SHORT PROBLEM:
Locate each line in the records containing "فقال". Copy it.
>> begin MATERIAL SHOWN
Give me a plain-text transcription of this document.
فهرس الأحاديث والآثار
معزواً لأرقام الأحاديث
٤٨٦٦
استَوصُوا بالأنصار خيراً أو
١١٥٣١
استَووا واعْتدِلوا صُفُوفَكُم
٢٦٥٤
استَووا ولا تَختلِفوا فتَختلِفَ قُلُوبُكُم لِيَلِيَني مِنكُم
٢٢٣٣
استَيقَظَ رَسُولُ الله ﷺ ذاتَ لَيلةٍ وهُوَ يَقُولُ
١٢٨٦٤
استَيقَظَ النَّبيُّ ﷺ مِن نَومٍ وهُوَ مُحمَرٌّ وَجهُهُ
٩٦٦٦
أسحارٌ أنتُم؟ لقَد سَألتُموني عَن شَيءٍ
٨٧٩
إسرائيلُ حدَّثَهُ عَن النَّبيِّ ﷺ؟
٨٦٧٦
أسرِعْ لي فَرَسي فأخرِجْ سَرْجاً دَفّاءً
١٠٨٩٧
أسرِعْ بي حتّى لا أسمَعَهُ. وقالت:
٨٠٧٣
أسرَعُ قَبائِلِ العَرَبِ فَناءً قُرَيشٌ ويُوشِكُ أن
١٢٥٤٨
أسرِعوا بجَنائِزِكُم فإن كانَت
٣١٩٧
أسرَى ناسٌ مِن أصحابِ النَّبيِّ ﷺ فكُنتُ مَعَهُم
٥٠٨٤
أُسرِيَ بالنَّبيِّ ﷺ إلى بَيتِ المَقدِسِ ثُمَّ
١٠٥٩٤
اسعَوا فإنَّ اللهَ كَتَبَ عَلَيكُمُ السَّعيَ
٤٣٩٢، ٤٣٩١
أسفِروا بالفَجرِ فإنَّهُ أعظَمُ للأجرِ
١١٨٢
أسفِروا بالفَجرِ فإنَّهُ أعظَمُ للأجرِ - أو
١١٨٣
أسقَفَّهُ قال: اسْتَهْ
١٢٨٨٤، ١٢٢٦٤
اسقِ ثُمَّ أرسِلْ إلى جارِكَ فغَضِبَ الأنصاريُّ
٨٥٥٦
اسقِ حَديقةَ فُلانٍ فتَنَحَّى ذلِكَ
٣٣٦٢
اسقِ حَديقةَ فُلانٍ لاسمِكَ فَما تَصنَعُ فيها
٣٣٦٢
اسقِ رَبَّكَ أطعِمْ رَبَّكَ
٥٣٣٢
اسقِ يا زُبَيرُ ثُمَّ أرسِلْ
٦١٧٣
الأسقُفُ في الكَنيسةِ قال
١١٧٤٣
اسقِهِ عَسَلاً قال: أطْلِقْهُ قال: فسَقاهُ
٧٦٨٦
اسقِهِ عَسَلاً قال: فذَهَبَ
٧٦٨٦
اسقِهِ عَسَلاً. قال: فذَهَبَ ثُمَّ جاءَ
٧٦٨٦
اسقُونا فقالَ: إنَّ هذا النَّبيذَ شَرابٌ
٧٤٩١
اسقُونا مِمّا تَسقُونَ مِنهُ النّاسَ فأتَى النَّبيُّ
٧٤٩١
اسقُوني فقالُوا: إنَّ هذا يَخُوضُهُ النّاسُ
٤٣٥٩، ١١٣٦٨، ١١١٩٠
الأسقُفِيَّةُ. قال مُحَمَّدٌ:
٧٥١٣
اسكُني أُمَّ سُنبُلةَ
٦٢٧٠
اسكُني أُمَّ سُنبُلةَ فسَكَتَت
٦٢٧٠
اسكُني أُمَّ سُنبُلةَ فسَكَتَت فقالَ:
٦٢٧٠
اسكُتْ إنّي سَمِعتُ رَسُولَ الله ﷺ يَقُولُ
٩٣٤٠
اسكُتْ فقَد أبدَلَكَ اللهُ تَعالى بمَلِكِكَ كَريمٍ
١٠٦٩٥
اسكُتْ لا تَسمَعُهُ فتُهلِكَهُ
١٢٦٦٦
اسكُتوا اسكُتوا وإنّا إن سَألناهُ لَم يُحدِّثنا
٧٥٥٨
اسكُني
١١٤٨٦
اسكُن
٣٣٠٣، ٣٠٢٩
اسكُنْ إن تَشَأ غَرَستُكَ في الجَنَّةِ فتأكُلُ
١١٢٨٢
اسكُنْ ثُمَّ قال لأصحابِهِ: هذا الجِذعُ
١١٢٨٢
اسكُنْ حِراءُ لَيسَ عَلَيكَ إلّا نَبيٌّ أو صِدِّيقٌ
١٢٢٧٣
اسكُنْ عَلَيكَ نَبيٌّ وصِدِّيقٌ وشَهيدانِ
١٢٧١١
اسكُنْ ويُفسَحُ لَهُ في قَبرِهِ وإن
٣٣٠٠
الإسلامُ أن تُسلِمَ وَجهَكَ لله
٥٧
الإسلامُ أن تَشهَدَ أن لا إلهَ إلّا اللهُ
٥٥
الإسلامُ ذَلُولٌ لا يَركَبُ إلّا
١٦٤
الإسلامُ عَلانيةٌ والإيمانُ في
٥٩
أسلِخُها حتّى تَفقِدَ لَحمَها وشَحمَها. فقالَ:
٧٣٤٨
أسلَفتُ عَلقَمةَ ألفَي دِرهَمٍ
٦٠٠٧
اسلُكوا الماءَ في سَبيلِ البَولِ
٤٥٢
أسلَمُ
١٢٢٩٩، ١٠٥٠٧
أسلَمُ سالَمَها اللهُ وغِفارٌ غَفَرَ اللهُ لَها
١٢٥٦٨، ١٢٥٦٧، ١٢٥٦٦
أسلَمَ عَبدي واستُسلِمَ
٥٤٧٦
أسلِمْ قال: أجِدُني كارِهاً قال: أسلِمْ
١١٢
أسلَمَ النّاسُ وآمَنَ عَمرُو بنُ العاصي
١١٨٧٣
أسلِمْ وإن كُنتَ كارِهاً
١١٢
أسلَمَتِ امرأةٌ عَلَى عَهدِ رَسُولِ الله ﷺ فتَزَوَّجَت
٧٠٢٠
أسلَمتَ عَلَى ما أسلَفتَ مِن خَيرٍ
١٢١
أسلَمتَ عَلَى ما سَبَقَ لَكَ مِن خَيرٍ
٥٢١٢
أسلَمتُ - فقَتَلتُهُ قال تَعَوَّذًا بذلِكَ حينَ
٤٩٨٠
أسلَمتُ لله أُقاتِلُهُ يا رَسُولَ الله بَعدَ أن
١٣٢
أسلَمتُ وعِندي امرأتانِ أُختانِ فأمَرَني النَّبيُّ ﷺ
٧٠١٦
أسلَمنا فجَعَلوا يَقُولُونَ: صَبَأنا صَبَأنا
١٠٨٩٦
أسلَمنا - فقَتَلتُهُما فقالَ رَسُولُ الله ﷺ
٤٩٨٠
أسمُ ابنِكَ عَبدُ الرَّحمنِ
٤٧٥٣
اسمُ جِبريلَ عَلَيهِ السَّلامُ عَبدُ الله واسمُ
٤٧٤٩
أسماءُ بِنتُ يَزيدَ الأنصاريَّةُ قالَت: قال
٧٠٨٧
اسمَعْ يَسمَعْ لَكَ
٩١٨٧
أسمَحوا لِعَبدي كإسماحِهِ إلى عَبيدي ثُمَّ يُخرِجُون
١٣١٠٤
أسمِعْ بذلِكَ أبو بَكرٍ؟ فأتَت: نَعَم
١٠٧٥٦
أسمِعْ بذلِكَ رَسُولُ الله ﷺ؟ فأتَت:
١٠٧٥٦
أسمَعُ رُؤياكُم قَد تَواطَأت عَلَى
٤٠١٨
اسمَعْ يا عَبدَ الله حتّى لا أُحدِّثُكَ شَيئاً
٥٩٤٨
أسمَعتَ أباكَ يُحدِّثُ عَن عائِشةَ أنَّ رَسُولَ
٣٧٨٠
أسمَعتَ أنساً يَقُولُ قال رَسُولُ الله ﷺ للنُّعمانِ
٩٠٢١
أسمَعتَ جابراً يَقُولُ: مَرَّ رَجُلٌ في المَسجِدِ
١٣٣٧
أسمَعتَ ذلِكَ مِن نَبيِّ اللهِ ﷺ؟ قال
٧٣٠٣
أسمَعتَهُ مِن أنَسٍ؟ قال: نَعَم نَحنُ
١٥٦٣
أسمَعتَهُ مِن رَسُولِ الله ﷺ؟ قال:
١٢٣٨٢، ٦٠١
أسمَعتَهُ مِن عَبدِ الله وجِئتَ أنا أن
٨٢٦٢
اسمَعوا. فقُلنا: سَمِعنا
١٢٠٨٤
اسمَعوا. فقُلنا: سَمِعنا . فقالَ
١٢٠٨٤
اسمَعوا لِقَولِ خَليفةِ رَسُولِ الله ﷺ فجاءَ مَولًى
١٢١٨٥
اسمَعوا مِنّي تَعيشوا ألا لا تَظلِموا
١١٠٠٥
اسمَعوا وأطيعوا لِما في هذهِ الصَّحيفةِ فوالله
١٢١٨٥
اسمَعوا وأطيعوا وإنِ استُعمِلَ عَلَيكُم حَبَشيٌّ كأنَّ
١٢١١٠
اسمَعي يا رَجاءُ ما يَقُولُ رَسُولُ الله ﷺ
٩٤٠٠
>> end MATERIAL SHOWN
ANSWER TO THIS PROBLEM:
اسقُونا فقالَ: إنَّ هذا النَّبيذَ شَرابٌ
اسقُوني فقالُوا: إنَّ هذا يَخُوضُهُ النّاسُ
اسكُني أُمَّ سُنبُلةَ فسَكَتَت فقالَ:
أسلِخُها حتّى تَفقِدَ لَحمَها وشَحمَها. فقالَ:
أسلَمنا - فقَتَلتُهُما فقالَ رَسُولُ الله ﷺ
اسمَعوا. فقُلنا: سَمِعنا . فقالَ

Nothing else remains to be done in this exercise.